Rows ->
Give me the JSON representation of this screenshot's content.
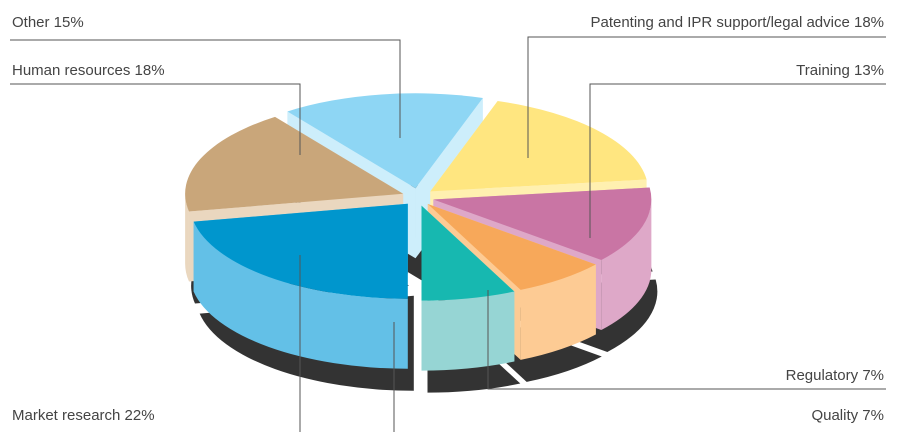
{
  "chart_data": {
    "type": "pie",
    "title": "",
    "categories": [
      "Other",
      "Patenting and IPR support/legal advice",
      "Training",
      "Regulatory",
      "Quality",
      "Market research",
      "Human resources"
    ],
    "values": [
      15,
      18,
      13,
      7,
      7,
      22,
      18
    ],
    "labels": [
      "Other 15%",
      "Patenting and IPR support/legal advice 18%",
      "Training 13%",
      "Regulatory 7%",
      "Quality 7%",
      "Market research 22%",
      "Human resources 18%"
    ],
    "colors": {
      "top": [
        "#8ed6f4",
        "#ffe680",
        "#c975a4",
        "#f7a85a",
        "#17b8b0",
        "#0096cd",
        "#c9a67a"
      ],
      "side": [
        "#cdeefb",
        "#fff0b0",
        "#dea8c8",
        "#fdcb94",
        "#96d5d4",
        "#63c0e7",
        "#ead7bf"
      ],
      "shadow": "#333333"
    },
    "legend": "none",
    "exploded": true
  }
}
...
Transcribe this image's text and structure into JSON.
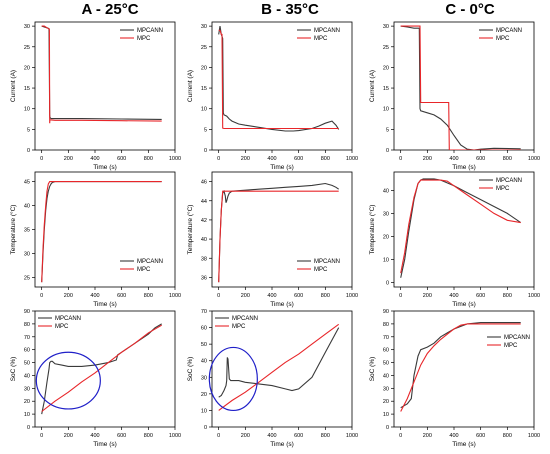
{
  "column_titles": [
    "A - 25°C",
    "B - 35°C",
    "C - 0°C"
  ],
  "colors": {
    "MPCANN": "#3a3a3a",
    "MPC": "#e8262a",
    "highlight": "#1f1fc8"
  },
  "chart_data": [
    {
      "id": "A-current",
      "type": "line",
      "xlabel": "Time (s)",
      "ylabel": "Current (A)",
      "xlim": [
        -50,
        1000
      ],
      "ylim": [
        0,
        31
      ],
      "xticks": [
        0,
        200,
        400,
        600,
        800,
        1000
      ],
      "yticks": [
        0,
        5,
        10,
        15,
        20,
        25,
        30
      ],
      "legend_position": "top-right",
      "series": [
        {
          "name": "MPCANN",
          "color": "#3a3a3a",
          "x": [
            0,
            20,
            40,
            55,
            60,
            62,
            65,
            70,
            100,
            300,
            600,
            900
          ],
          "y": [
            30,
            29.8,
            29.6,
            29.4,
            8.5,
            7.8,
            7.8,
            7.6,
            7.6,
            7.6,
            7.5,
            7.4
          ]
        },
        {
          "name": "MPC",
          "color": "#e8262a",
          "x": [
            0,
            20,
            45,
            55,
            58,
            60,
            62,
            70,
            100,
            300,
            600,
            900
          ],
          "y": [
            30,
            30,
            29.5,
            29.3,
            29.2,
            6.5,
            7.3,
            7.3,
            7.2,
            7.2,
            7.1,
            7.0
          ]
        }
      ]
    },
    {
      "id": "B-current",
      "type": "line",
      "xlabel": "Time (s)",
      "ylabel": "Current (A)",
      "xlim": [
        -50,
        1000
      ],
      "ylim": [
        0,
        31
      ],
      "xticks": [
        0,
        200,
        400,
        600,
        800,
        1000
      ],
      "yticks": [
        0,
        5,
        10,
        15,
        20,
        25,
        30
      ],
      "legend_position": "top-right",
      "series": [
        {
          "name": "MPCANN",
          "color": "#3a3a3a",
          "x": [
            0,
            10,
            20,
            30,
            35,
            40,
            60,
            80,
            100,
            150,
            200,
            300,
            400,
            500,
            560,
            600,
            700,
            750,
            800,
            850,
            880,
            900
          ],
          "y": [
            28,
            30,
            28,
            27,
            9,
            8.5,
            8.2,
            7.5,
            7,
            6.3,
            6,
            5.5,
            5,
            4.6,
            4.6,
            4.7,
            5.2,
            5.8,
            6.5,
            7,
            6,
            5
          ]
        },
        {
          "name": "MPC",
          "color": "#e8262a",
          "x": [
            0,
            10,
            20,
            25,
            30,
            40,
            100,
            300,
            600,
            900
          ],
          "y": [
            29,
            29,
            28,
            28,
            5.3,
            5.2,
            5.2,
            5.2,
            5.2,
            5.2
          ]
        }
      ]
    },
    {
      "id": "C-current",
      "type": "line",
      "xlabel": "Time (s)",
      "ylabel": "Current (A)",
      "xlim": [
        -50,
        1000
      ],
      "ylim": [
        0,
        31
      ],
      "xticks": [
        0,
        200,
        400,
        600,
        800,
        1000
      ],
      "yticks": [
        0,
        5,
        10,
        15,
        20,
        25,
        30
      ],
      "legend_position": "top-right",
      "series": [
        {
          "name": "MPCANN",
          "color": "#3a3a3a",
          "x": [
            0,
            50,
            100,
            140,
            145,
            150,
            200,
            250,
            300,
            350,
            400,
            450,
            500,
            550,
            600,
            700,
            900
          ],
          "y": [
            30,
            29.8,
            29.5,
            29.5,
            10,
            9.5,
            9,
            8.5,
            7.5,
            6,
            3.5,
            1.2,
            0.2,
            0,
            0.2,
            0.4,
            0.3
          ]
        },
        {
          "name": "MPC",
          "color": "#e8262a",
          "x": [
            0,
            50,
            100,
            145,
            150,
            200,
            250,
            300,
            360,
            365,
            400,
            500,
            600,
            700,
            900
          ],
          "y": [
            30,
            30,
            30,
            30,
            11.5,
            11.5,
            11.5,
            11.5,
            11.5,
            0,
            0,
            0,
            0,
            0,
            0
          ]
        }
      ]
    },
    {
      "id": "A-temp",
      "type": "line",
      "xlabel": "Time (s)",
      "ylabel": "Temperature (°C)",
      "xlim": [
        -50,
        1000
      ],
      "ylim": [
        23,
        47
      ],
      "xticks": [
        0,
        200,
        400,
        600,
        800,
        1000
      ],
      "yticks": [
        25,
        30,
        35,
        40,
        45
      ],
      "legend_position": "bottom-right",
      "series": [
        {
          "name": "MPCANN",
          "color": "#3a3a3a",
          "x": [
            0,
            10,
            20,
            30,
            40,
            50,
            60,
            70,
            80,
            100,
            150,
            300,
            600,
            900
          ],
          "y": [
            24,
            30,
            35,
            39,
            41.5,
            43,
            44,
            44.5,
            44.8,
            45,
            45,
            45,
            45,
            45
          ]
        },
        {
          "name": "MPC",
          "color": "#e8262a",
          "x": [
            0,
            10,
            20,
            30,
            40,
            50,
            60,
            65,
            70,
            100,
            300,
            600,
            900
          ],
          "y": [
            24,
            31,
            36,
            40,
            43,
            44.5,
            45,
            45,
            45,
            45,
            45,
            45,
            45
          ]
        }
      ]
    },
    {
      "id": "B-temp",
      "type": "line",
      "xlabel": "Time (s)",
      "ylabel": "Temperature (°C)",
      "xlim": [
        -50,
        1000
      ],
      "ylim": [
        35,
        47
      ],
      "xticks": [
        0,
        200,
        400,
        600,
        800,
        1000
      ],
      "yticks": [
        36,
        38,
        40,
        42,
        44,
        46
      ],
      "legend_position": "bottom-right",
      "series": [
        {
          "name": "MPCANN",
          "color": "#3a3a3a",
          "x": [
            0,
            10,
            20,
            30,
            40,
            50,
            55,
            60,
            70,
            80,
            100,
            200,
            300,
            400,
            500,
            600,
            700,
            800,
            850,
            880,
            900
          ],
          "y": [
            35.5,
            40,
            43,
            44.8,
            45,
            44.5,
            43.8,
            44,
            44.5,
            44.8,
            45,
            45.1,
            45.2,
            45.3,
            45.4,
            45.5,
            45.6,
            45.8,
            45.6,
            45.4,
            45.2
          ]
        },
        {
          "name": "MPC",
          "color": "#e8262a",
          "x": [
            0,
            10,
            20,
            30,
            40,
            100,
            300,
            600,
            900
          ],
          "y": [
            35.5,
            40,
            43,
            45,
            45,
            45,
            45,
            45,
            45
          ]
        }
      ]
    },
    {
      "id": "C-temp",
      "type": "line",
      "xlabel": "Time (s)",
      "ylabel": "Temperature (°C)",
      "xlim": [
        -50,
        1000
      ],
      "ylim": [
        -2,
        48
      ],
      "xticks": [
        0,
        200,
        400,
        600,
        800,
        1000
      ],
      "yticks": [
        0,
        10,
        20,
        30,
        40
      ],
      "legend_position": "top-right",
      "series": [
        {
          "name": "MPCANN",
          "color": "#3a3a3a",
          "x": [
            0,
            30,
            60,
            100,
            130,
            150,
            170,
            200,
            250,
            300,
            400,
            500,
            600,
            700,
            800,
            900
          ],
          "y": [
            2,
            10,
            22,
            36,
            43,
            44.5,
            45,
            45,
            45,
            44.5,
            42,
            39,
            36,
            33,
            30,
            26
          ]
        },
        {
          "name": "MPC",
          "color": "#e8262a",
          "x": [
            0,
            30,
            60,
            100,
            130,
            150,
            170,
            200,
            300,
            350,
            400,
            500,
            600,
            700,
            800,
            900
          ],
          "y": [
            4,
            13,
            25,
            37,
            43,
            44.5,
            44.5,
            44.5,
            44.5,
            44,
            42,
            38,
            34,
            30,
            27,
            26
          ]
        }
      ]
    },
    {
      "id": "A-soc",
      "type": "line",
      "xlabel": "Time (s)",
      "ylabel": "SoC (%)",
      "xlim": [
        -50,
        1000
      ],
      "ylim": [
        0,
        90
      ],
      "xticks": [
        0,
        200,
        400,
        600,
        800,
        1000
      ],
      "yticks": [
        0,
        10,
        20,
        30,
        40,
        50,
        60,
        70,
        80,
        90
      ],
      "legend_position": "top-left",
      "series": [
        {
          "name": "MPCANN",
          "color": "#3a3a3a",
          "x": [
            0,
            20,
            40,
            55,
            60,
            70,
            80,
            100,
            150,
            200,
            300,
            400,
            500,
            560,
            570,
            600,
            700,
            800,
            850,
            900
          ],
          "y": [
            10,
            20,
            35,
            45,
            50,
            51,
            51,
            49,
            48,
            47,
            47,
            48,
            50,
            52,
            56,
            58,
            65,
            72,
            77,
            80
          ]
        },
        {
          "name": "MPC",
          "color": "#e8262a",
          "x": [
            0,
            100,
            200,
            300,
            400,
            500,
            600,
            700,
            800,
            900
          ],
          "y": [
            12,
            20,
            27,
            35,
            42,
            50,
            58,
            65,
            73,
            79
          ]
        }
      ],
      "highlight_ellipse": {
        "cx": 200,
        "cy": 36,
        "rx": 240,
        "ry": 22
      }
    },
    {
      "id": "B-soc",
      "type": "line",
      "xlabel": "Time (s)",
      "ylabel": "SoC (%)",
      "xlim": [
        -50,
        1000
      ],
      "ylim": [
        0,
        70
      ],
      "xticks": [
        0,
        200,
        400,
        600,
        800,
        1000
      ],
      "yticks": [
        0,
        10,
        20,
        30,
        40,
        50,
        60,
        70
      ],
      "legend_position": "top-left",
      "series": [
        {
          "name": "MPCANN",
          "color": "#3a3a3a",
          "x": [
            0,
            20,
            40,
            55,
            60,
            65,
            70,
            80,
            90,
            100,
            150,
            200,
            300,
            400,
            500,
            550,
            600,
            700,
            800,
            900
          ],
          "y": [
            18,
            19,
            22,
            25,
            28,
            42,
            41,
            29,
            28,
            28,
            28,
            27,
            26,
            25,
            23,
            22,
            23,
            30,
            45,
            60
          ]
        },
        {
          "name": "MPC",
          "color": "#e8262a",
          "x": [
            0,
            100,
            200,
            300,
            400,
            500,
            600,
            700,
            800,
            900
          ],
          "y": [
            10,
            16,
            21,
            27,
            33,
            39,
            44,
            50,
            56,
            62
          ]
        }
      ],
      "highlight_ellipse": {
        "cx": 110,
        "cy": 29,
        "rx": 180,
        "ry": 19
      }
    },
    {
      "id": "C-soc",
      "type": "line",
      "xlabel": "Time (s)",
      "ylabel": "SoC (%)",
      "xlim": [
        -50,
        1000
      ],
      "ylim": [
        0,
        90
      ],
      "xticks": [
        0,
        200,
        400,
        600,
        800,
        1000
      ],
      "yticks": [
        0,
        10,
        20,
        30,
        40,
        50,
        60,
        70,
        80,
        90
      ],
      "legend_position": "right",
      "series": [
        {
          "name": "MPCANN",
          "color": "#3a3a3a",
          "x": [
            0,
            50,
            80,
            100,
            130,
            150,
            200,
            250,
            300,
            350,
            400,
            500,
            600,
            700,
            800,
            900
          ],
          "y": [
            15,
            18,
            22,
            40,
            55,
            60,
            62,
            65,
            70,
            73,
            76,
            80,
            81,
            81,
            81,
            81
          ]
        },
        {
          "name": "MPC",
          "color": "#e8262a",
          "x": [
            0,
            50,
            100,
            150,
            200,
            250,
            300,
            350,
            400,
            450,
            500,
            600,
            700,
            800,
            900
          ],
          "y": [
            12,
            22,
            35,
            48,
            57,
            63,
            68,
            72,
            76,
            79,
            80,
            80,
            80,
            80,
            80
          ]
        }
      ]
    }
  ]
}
...
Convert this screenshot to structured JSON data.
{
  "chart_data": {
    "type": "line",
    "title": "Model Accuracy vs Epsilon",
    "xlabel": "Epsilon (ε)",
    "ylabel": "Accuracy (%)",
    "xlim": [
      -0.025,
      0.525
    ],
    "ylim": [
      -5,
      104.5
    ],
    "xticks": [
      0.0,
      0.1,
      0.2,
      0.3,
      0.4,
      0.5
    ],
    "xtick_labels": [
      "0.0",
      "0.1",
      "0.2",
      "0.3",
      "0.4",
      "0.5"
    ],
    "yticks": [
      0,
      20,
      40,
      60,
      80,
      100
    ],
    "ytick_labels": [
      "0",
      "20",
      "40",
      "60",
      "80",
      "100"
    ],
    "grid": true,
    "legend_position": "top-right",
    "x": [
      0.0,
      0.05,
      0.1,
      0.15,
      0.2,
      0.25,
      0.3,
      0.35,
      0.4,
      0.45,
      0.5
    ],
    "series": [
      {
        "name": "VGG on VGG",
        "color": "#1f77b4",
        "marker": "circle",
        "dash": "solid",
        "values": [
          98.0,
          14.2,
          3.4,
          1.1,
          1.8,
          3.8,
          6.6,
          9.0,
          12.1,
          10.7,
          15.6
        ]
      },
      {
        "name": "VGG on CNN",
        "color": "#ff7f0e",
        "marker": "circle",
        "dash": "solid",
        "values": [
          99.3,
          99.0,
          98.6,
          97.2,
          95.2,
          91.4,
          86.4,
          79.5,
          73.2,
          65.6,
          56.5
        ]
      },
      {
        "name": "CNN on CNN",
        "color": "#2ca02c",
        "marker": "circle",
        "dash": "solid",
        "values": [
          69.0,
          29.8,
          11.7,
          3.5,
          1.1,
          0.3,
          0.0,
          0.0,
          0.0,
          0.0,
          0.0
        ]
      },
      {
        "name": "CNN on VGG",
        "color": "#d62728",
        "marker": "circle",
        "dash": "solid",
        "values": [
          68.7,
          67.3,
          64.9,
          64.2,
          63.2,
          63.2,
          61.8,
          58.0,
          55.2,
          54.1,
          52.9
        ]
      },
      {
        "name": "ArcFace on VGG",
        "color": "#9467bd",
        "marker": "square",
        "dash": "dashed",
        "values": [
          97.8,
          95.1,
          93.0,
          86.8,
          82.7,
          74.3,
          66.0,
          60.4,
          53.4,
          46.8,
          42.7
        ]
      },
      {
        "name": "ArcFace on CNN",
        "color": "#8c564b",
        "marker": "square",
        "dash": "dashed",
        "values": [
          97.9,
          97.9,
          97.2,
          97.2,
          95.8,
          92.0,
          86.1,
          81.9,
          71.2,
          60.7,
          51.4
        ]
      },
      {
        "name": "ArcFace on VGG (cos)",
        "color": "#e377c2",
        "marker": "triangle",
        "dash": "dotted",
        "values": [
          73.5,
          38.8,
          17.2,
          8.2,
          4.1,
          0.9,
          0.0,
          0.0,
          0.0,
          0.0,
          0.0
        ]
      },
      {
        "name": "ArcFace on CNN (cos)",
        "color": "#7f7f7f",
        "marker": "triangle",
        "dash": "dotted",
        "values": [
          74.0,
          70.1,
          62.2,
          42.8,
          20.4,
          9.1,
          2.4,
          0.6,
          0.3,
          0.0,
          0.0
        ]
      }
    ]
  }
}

Task ->
Return every line from the records above that holds the word "Human".

Problem solution ->
      "Human resources"
      "Human resources 18%"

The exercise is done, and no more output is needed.